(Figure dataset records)
start

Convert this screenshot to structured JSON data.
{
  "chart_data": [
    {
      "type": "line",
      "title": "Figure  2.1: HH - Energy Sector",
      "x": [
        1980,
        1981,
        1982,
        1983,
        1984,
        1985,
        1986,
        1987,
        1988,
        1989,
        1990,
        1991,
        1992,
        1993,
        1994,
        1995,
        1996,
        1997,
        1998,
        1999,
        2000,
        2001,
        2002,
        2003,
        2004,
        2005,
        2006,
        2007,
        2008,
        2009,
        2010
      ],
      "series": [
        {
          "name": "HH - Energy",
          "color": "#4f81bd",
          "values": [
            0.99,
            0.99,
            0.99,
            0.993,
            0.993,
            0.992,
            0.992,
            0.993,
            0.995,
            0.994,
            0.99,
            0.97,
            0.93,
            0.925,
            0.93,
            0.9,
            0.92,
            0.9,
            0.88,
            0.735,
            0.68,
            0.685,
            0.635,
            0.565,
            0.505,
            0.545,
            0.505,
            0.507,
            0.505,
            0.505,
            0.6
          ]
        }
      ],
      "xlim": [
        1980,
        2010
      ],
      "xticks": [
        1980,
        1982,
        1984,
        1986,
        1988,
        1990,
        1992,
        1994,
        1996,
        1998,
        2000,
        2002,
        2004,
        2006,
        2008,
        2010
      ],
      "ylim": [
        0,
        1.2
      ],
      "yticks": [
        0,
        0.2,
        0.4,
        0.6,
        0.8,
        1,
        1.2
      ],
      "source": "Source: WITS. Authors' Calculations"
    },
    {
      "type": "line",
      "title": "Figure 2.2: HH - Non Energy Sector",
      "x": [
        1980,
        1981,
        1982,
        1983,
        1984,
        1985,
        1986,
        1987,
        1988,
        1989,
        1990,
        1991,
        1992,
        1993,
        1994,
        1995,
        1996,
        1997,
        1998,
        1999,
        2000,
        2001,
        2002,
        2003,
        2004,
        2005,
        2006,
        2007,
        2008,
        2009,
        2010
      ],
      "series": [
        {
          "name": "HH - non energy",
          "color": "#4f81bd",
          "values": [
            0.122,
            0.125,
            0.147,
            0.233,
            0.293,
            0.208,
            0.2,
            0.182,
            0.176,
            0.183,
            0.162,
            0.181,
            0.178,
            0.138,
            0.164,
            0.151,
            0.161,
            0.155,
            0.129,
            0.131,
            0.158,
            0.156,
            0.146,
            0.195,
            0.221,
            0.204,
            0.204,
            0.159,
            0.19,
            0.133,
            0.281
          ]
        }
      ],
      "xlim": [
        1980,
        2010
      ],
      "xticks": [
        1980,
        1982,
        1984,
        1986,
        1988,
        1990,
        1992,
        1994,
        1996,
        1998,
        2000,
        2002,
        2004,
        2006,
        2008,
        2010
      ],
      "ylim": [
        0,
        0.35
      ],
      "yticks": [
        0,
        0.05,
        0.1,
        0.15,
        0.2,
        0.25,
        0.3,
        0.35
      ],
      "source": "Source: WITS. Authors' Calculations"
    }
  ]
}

end

Transcribe every line of the data, exactly as it stands.

Convert this screenshot to structured JSON data.
{
  "chart_data": [
    {
      "type": "line",
      "title": "Figure  2.1: HH - Energy Sector",
      "x": [
        1980,
        1981,
        1982,
        1983,
        1984,
        1985,
        1986,
        1987,
        1988,
        1989,
        1990,
        1991,
        1992,
        1993,
        1994,
        1995,
        1996,
        1997,
        1998,
        1999,
        2000,
        2001,
        2002,
        2003,
        2004,
        2005,
        2006,
        2007,
        2008,
        2009,
        2010
      ],
      "series": [
        {
          "name": "HH - Energy",
          "color": "#4f81bd",
          "values": [
            0.99,
            0.99,
            0.99,
            0.993,
            0.993,
            0.992,
            0.992,
            0.993,
            0.995,
            0.994,
            0.99,
            0.97,
            0.93,
            0.925,
            0.93,
            0.9,
            0.92,
            0.9,
            0.88,
            0.735,
            0.68,
            0.685,
            0.635,
            0.565,
            0.505,
            0.545,
            0.505,
            0.507,
            0.505,
            0.505,
            0.6
          ]
        }
      ],
      "xlim": [
        1980,
        2010
      ],
      "xticks": [
        1980,
        1982,
        1984,
        1986,
        1988,
        1990,
        1992,
        1994,
        1996,
        1998,
        2000,
        2002,
        2004,
        2006,
        2008,
        2010
      ],
      "ylim": [
        0,
        1.2
      ],
      "yticks": [
        0,
        0.2,
        0.4,
        0.6,
        0.8,
        1,
        1.2
      ],
      "source": "Source: WITS. Authors' Calculations"
    },
    {
      "type": "line",
      "title": "Figure 2.2: HH - Non Energy Sector",
      "x": [
        1980,
        1981,
        1982,
        1983,
        1984,
        1985,
        1986,
        1987,
        1988,
        1989,
        1990,
        1991,
        1992,
        1993,
        1994,
        1995,
        1996,
        1997,
        1998,
        1999,
        2000,
        2001,
        2002,
        2003,
        2004,
        2005,
        2006,
        2007,
        2008,
        2009,
        2010
      ],
      "series": [
        {
          "name": "HH - non energy",
          "color": "#4f81bd",
          "values": [
            0.122,
            0.125,
            0.147,
            0.233,
            0.293,
            0.208,
            0.2,
            0.182,
            0.176,
            0.183,
            0.162,
            0.181,
            0.178,
            0.138,
            0.164,
            0.151,
            0.161,
            0.155,
            0.129,
            0.131,
            0.158,
            0.156,
            0.146,
            0.195,
            0.221,
            0.204,
            0.204,
            0.159,
            0.19,
            0.133,
            0.281
          ]
        }
      ],
      "xlim": [
        1980,
        2010
      ],
      "xticks": [
        1980,
        1982,
        1984,
        1986,
        1988,
        1990,
        1992,
        1994,
        1996,
        1998,
        2000,
        2002,
        2004,
        2006,
        2008,
        2010
      ],
      "ylim": [
        0,
        0.35
      ],
      "yticks": [
        0,
        0.05,
        0.1,
        0.15,
        0.2,
        0.25,
        0.3,
        0.35
      ],
      "source": "Source: WITS. Authors' Calculations"
    }
  ]
}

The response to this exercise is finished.